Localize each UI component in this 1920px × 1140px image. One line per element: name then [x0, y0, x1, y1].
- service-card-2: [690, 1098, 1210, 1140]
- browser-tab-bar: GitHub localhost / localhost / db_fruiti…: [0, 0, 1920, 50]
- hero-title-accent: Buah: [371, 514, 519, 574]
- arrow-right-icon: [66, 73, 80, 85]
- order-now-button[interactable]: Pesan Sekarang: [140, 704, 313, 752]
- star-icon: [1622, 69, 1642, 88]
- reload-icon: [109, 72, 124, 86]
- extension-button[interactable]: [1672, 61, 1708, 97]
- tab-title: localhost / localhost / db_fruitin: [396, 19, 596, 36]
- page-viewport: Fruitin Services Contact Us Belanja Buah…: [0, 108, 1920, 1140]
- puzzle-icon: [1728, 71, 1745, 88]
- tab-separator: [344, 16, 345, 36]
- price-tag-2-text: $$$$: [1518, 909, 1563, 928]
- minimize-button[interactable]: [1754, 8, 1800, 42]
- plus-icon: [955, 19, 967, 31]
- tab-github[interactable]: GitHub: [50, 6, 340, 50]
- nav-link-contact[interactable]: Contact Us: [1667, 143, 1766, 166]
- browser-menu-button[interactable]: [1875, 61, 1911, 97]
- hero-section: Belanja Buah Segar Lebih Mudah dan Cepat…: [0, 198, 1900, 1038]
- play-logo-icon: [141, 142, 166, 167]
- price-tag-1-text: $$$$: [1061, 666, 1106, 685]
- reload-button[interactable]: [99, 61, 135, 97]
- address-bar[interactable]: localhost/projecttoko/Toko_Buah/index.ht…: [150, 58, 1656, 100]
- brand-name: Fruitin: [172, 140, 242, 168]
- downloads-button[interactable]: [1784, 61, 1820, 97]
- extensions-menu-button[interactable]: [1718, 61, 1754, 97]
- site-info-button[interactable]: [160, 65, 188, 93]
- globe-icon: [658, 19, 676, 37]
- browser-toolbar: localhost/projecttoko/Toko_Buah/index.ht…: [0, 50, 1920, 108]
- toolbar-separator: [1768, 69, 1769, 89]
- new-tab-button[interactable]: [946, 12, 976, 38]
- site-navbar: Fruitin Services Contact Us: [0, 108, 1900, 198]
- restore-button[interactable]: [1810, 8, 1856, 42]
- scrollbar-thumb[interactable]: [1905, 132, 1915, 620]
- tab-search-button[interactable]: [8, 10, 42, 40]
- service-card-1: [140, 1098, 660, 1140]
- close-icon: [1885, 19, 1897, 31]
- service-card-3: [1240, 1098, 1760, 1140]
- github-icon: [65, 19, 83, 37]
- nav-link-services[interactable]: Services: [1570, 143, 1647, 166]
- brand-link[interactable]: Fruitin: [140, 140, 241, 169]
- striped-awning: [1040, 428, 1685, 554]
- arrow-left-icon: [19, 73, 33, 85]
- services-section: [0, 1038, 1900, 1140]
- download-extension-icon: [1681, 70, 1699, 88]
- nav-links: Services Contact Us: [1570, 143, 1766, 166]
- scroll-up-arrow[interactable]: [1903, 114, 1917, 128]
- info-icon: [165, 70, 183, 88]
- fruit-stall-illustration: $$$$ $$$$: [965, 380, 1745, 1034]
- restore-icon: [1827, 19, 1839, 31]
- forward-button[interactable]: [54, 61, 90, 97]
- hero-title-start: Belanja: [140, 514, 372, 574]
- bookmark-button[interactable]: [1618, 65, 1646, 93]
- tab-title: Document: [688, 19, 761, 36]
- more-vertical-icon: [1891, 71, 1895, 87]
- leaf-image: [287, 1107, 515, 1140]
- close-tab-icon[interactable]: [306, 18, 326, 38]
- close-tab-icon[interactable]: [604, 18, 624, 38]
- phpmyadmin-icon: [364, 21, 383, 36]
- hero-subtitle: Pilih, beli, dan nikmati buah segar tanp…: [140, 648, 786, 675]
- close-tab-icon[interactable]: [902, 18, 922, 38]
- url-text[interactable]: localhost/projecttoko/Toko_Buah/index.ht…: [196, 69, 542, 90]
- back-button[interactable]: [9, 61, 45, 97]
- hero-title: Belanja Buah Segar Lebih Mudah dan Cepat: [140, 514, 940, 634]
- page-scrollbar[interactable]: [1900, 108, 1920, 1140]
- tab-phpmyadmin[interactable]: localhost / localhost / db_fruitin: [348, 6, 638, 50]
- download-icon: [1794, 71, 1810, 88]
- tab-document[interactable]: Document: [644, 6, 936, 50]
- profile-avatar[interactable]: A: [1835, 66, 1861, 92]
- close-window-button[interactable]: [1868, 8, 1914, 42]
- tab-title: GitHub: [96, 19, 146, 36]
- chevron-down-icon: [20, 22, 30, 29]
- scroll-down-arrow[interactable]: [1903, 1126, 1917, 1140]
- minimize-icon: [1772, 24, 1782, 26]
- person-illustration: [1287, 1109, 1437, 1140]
..............................
_GOAL_
Copy all of the data above line for line, with no changes.

_RIGHT ANSWER_
Localize each UI component in this 1920px × 1140px image. One line per element: name then [x0, y0, x1, y1].
- service-card-2: [690, 1098, 1210, 1140]
- browser-tab-bar: GitHub localhost / localhost / db_fruiti…: [0, 0, 1920, 50]
- hero-title-accent: Buah: [371, 514, 519, 574]
- arrow-right-icon: [66, 73, 80, 85]
- order-now-button[interactable]: Pesan Sekarang: [140, 704, 313, 752]
- star-icon: [1622, 69, 1642, 88]
- reload-icon: [109, 72, 124, 86]
- extension-button[interactable]: [1672, 61, 1708, 97]
- tab-title: localhost / localhost / db_fruitin: [396, 19, 596, 36]
- page-viewport: Fruitin Services Contact Us Belanja Buah…: [0, 108, 1920, 1140]
- puzzle-icon: [1728, 71, 1745, 88]
- tab-separator: [344, 16, 345, 36]
- price-tag-2-text: $$$$: [1518, 909, 1563, 928]
- minimize-button[interactable]: [1754, 8, 1800, 42]
- plus-icon: [955, 19, 967, 31]
- tab-github[interactable]: GitHub: [50, 6, 340, 50]
- nav-link-contact[interactable]: Contact Us: [1667, 143, 1766, 166]
- browser-menu-button[interactable]: [1875, 61, 1911, 97]
- hero-section: Belanja Buah Segar Lebih Mudah dan Cepat…: [0, 198, 1900, 1038]
- play-logo-icon: [141, 142, 166, 167]
- price-tag-1-text: $$$$: [1061, 666, 1106, 685]
- reload-button[interactable]: [99, 61, 135, 97]
- address-bar[interactable]: localhost/projecttoko/Toko_Buah/index.ht…: [150, 58, 1656, 100]
- brand-name: Fruitin: [172, 140, 242, 168]
- downloads-button[interactable]: [1784, 61, 1820, 97]
- extensions-menu-button[interactable]: [1718, 61, 1754, 97]
- site-info-button[interactable]: [160, 65, 188, 93]
- globe-icon: [658, 19, 676, 37]
- browser-toolbar: localhost/projecttoko/Toko_Buah/index.ht…: [0, 50, 1920, 108]
- toolbar-separator: [1768, 69, 1769, 89]
- new-tab-button[interactable]: [946, 12, 976, 38]
- site-navbar: Fruitin Services Contact Us: [0, 108, 1900, 198]
- restore-button[interactable]: [1810, 8, 1856, 42]
- scrollbar-thumb[interactable]: [1905, 132, 1915, 620]
- tab-search-button[interactable]: [8, 10, 42, 40]
- service-card-1: [140, 1098, 660, 1140]
- close-icon: [1885, 19, 1897, 31]
- service-card-3: [1240, 1098, 1760, 1140]
- github-icon: [65, 19, 83, 37]
- nav-link-services[interactable]: Services: [1570, 143, 1647, 166]
- brand-link[interactable]: Fruitin: [140, 140, 241, 169]
- striped-awning: [1040, 428, 1685, 554]
- arrow-left-icon: [19, 73, 33, 85]
- services-section: [0, 1038, 1900, 1140]
- download-extension-icon: [1681, 70, 1699, 88]
- nav-links: Services Contact Us: [1570, 143, 1766, 166]
- scroll-up-arrow[interactable]: [1903, 114, 1917, 128]
- info-icon: [165, 70, 183, 88]
- fruit-stall-illustration: $$$$ $$$$: [965, 380, 1745, 1034]
- restore-icon: [1827, 19, 1839, 31]
- forward-button[interactable]: [54, 61, 90, 97]
- hero-title-start: Belanja: [140, 514, 372, 574]
- bookmark-button[interactable]: [1618, 65, 1646, 93]
- tab-title: Document: [688, 19, 761, 36]
- more-vertical-icon: [1891, 71, 1895, 87]
- leaf-image: [287, 1107, 515, 1140]
- close-tab-icon[interactable]: [306, 18, 326, 38]
- close-tab-icon[interactable]: [604, 18, 624, 38]
- phpmyadmin-icon: [364, 21, 383, 36]
- hero-subtitle: Pilih, beli, dan nikmati buah segar tanp…: [140, 648, 786, 675]
- close-tab-icon[interactable]: [902, 18, 922, 38]
- url-text[interactable]: localhost/projecttoko/Toko_Buah/index.ht…: [196, 69, 542, 90]
- back-button[interactable]: [9, 61, 45, 97]
- hero-title: Belanja Buah Segar Lebih Mudah dan Cepat: [140, 514, 940, 634]
- page-scrollbar[interactable]: [1900, 108, 1920, 1140]
- tab-phpmyadmin[interactable]: localhost / localhost / db_fruitin: [348, 6, 638, 50]
- download-icon: [1794, 71, 1810, 88]
- tab-document[interactable]: Document: [644, 6, 936, 50]
- profile-avatar[interactable]: A: [1835, 66, 1861, 92]
- close-window-button[interactable]: [1868, 8, 1914, 42]
- tab-title: GitHub: [96, 19, 146, 36]
- chevron-down-icon: [20, 22, 30, 29]
- scroll-down-arrow[interactable]: [1903, 1126, 1917, 1140]
- minimize-icon: [1772, 24, 1782, 26]
- person-illustration: [1287, 1109, 1437, 1140]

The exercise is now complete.